== CHALLENGE ==
Search the records for the word "Bill" and pick out every line that has it.

== Saved entries ==
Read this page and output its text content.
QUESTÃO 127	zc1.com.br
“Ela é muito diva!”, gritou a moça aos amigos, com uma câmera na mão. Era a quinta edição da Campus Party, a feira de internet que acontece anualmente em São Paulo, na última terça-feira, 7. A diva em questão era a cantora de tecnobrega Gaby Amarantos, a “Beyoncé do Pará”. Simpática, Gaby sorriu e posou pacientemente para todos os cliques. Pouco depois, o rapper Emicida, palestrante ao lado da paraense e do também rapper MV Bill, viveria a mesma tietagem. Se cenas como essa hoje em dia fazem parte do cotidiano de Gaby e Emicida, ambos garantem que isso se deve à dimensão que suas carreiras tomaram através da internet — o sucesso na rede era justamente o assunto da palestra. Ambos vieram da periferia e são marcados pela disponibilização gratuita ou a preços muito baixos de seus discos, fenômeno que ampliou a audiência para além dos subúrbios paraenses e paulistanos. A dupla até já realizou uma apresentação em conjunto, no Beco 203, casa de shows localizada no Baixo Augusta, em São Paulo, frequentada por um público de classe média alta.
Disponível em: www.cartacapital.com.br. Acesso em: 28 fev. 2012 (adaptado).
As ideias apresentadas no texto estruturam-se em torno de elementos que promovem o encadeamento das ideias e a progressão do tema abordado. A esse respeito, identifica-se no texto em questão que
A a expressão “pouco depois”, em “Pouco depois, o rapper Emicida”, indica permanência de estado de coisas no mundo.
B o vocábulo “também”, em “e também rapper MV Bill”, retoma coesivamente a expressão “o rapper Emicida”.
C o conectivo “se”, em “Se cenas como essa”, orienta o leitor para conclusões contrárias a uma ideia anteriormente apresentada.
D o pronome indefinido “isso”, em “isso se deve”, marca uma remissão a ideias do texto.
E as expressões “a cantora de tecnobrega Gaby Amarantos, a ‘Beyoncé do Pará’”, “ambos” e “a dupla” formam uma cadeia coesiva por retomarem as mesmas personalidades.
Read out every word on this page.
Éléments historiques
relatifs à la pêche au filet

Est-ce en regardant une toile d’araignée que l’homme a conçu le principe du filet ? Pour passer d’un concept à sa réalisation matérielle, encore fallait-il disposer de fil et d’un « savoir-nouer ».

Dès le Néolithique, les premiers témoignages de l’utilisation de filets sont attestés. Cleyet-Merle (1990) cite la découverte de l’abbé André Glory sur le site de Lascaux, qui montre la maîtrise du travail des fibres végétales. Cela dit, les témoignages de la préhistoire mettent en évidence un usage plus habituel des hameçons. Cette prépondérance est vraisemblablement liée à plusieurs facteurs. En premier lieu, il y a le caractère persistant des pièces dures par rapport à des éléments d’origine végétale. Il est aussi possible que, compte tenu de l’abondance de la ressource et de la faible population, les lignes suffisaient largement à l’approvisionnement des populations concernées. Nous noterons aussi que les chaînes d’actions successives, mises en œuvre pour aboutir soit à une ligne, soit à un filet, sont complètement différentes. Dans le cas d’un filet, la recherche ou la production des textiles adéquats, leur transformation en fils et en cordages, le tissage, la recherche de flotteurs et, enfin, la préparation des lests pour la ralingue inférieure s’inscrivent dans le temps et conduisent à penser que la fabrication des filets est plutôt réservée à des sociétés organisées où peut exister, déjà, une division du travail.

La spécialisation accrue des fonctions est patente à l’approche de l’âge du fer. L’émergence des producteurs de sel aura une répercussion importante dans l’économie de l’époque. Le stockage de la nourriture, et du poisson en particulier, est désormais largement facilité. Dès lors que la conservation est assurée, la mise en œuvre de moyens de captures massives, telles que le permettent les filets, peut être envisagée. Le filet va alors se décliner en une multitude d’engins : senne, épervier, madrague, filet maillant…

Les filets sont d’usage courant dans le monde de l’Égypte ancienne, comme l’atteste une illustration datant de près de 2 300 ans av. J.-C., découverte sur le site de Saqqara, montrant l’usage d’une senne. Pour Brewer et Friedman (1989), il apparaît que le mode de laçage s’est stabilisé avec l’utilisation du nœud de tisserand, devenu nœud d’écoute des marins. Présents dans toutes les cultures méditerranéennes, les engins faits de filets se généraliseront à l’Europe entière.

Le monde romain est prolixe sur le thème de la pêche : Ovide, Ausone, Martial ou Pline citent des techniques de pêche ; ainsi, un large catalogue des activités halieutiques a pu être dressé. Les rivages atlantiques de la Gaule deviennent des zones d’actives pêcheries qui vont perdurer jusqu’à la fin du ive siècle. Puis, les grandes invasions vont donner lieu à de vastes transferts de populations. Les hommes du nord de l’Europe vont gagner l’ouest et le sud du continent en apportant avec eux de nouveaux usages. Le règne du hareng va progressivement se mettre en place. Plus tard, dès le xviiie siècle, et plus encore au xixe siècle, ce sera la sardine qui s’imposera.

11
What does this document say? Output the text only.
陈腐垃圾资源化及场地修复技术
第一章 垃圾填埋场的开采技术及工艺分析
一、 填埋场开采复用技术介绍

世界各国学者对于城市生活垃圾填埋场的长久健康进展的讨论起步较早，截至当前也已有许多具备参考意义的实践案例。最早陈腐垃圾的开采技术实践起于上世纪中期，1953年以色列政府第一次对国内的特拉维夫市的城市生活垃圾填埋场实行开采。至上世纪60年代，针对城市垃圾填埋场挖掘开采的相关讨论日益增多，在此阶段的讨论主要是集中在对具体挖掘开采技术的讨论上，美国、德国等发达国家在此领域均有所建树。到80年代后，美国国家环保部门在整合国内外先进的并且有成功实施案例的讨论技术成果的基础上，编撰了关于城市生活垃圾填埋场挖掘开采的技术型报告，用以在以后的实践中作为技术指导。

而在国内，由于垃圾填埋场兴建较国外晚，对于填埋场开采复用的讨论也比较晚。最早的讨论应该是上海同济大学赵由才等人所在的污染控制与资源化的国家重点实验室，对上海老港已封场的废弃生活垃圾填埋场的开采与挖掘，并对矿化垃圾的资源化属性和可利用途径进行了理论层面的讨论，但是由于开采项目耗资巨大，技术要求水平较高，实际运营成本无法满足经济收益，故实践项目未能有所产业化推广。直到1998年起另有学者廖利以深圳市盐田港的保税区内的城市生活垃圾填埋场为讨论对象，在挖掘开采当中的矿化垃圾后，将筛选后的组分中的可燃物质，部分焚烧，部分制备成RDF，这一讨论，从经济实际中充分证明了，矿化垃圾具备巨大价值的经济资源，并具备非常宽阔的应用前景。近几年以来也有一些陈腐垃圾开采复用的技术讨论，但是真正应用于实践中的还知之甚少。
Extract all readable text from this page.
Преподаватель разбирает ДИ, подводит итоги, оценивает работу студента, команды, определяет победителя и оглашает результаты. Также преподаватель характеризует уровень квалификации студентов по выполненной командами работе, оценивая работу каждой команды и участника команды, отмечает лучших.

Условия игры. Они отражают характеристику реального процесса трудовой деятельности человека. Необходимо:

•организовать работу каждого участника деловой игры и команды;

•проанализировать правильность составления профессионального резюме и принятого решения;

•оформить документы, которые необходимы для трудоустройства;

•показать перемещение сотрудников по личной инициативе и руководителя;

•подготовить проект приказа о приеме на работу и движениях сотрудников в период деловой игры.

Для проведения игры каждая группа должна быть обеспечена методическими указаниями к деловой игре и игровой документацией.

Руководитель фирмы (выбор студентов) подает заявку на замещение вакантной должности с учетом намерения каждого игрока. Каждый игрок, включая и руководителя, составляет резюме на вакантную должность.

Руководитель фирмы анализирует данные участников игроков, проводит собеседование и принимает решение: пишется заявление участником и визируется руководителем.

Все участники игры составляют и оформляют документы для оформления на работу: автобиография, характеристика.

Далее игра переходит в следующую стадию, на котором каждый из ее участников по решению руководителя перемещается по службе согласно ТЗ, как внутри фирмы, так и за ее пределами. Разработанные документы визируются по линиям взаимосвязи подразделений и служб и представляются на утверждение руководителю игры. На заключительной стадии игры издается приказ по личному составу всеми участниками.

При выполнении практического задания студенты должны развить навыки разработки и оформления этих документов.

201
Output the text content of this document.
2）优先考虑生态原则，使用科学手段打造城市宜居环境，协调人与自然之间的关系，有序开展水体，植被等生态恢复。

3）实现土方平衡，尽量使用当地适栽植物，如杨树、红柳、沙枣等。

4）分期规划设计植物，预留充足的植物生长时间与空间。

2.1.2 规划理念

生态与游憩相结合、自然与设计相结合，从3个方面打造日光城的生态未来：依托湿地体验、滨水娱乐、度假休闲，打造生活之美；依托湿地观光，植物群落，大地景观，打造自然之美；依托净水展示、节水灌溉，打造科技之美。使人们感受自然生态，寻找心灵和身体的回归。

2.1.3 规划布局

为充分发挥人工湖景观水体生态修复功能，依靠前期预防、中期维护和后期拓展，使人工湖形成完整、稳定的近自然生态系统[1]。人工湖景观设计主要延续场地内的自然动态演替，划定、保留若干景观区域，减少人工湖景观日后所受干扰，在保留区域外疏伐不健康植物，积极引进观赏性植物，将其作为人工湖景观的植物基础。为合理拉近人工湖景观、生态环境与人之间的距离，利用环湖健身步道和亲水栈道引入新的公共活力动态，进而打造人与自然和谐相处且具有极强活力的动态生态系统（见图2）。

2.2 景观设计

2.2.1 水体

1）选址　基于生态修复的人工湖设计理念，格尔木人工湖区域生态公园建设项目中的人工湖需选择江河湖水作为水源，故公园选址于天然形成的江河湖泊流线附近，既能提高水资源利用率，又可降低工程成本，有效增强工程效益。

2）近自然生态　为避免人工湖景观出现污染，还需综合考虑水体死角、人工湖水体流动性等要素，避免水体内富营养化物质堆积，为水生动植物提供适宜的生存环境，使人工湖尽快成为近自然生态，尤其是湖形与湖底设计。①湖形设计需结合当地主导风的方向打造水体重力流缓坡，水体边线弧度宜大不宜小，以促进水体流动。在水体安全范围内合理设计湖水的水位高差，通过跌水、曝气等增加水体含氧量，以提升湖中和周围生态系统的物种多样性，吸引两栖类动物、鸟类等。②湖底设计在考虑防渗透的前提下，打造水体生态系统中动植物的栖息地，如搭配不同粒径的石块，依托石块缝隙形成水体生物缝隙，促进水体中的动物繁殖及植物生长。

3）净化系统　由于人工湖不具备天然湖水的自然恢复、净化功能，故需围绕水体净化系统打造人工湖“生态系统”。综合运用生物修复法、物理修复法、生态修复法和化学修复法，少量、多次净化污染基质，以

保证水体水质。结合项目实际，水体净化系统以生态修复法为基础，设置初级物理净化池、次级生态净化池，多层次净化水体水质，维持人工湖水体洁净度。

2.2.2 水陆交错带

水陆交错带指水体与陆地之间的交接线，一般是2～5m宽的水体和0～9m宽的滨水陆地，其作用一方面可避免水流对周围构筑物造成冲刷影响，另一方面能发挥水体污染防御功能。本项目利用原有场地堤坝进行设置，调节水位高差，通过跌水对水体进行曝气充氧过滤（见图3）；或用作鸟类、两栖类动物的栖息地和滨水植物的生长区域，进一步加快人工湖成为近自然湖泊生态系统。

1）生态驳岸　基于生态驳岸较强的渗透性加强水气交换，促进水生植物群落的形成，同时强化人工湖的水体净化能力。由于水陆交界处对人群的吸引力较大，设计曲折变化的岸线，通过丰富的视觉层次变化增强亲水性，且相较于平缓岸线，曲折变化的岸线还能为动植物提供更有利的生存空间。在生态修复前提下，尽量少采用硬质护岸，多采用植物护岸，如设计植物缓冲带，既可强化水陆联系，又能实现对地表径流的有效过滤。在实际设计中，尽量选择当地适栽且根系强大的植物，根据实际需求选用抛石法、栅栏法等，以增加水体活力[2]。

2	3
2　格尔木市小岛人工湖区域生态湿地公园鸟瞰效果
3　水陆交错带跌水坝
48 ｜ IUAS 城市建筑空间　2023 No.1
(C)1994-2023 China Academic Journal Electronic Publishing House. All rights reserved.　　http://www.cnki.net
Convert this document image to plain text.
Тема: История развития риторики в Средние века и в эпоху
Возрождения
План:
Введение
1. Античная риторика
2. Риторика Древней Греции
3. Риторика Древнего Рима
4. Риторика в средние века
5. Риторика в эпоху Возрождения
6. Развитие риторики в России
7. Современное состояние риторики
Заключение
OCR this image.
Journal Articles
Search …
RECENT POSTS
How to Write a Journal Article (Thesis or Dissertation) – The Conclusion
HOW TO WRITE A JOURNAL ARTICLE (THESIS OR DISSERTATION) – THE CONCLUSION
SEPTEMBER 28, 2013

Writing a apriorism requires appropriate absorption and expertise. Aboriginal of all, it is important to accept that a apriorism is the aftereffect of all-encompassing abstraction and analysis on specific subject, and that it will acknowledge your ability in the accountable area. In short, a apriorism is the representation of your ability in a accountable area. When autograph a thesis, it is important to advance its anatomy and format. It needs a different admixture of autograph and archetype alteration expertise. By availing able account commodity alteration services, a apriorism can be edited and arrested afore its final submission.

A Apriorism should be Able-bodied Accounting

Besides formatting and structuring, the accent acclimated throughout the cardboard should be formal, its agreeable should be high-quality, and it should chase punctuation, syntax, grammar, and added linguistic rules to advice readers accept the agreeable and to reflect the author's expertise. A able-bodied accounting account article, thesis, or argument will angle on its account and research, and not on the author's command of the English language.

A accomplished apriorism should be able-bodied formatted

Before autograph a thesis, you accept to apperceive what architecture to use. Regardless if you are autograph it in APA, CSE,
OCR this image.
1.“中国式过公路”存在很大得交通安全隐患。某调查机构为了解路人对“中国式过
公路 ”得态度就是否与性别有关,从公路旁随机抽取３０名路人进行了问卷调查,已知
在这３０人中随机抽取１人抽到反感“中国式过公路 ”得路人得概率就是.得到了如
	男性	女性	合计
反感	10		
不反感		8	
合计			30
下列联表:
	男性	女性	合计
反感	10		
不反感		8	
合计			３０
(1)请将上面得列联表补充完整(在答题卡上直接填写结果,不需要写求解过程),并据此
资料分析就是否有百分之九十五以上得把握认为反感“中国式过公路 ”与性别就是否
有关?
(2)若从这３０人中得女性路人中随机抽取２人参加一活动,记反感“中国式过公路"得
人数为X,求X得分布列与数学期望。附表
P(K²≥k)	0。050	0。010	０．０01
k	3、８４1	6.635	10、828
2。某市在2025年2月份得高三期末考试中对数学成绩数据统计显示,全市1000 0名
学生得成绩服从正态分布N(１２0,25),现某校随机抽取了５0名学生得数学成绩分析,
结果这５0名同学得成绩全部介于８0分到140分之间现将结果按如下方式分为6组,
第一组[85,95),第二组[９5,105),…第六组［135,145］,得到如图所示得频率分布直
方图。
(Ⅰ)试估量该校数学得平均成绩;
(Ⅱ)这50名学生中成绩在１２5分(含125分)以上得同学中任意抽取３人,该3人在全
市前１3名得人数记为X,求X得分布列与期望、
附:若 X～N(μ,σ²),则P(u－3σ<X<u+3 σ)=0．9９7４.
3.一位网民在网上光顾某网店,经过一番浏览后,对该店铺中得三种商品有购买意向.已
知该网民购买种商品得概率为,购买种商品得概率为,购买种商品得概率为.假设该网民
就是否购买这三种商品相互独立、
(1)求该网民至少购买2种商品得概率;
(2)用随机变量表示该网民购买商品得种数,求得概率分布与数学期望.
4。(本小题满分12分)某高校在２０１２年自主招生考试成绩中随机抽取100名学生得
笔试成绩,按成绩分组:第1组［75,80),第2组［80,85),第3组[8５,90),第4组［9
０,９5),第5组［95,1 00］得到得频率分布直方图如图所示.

== SOLUTION FOR THIS PROBLEM ==
“Ela é muito diva!”, gritou a moça aos amigos, com uma câmera na mão. Era a quinta edição da Campus Party, a feira de internet que acontece anualmente em São Paulo, na última terça-feira, 7. A diva em questão era a cantora de tecnobrega Gaby Amarantos, a “Beyoncé do Pará”. Simpática, Gaby sorriu e posou pacientemente para todos os cliques. Pouco depois, o rapper Emicida, palestrante ao lado da paraense e do também rapper MV Bill, viveria a mesma tietagem. Se cenas como essa hoje em dia fazem parte do cotidiano de Gaby e Emicida, ambos garantem que isso se deve à dimensão que suas carreiras tomaram através da internet — o sucesso na rede era justamente o assunto da palestra. Ambos vieram da periferia e são marcados pela disponibilização gratuita ou a preços muito baixos de seus discos, fenômeno que ampliou a audiência para além dos subúrbios paraenses e paulistanos. A dupla até já realizou uma apresentação em conjunto, no Beco 203, casa de shows localizada no Baixo Augusta, em São Paulo, frequentada por um público de classe média alta.
B o vocábulo “também”, em “e também rapper MV Bill”, retoma coesivamente a expressão “o rapper Emicida”.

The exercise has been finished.